◆ Extracted material
_ _ _

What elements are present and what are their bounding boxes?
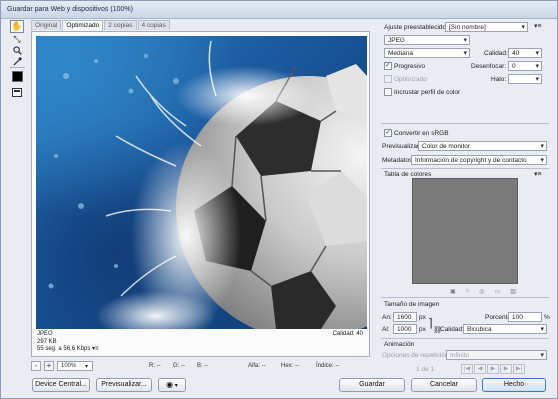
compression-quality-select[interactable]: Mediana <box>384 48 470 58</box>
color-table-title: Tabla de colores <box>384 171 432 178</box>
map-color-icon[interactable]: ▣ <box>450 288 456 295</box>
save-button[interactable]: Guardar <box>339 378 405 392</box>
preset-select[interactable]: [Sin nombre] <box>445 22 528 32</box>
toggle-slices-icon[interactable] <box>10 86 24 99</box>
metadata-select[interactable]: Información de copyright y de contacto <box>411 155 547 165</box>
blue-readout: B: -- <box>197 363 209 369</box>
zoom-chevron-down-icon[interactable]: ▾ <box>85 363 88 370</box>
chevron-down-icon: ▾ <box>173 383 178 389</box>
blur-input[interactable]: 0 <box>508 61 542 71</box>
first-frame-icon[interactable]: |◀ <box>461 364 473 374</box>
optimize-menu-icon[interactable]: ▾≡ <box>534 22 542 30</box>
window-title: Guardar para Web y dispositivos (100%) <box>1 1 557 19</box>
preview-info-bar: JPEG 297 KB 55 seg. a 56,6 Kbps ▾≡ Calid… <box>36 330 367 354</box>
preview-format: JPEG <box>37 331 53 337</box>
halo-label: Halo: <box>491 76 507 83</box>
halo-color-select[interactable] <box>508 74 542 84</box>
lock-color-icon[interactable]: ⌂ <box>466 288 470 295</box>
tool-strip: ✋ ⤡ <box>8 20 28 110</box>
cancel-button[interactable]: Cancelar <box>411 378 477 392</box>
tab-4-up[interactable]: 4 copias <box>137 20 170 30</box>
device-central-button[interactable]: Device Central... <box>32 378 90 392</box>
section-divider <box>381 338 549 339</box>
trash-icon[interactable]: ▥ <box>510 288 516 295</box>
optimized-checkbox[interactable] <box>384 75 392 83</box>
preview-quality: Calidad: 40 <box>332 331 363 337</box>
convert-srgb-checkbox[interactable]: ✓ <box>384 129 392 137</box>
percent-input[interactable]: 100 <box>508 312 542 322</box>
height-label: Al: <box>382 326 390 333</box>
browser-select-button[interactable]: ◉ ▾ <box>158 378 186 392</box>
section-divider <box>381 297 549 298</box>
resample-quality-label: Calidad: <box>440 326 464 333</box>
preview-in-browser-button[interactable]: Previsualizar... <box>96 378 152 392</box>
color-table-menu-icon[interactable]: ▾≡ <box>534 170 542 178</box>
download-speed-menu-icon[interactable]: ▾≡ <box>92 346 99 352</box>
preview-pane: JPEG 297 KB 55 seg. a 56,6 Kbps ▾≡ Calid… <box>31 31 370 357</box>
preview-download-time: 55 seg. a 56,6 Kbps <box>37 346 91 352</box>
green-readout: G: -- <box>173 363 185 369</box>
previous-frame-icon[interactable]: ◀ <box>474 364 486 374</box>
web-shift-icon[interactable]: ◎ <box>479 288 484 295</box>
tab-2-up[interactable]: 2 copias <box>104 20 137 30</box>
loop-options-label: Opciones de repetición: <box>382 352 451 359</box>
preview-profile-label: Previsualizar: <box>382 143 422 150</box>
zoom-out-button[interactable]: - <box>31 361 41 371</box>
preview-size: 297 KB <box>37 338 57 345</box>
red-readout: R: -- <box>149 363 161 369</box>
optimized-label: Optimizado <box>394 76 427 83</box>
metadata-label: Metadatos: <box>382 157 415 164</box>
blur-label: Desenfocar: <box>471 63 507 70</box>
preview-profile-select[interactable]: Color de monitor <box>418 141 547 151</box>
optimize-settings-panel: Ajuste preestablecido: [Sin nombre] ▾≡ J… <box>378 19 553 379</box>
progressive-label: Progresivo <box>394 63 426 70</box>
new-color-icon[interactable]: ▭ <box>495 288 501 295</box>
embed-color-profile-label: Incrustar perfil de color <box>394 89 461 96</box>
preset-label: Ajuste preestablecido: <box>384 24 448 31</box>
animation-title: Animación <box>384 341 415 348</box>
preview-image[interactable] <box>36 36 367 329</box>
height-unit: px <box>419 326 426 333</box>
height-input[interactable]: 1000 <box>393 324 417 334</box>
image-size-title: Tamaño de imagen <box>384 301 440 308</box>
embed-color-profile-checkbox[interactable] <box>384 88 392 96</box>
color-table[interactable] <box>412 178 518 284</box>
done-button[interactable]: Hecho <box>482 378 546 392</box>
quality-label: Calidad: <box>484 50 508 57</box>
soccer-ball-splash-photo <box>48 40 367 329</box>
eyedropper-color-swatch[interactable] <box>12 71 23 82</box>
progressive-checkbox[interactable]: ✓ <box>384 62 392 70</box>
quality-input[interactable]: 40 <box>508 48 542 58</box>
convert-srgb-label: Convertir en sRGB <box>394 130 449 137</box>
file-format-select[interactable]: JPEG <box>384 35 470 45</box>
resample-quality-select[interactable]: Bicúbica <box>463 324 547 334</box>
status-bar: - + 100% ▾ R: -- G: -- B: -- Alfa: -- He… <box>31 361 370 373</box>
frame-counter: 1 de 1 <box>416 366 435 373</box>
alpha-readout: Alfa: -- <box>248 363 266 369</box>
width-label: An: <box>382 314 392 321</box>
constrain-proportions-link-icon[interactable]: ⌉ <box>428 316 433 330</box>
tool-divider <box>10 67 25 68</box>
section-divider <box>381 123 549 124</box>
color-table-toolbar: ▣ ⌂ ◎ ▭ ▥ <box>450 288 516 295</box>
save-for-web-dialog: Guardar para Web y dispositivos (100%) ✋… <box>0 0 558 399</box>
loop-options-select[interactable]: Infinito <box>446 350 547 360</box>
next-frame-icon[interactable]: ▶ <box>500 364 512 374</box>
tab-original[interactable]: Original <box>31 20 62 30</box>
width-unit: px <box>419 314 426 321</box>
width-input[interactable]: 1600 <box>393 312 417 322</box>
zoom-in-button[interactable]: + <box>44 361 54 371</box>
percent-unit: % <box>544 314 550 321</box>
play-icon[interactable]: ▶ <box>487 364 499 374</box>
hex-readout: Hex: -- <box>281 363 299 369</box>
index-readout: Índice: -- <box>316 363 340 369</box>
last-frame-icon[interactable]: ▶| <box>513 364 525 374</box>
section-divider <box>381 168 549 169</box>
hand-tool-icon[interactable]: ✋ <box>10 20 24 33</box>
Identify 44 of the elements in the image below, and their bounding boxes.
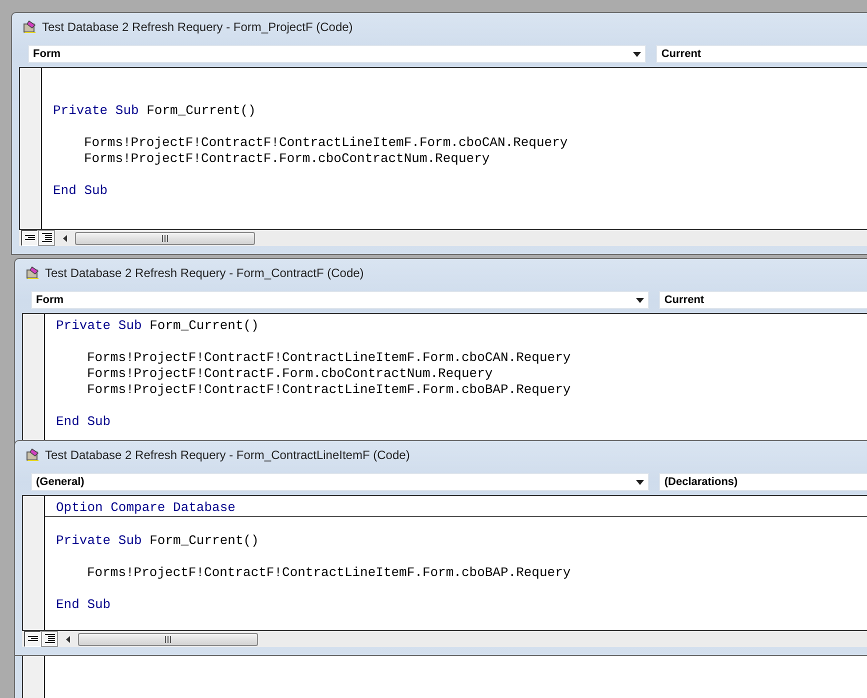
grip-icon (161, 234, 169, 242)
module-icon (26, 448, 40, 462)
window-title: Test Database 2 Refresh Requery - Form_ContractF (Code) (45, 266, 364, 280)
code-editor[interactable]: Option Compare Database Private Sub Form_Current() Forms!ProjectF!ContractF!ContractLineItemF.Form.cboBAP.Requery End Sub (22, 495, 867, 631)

_ _ _

◆ Required work
Reproduce the entries unchanged, starting with the line that contains "grip-icon (161, 234, 169, 242)" and continuing through the last line of the entries.

◆ Response below
grip-icon (161, 234, 169, 242)
module-icon (26, 448, 40, 462)
window-title: Test Database 2 Refresh Requery - Form_ContractF (Code) (45, 266, 364, 280)
code-editor[interactable]: Option Compare Database Private Sub Form_Current() Forms!ProjectF!ContractF!ContractLineItemF.Form.cboBAP.Requery End Sub (22, 495, 867, 631)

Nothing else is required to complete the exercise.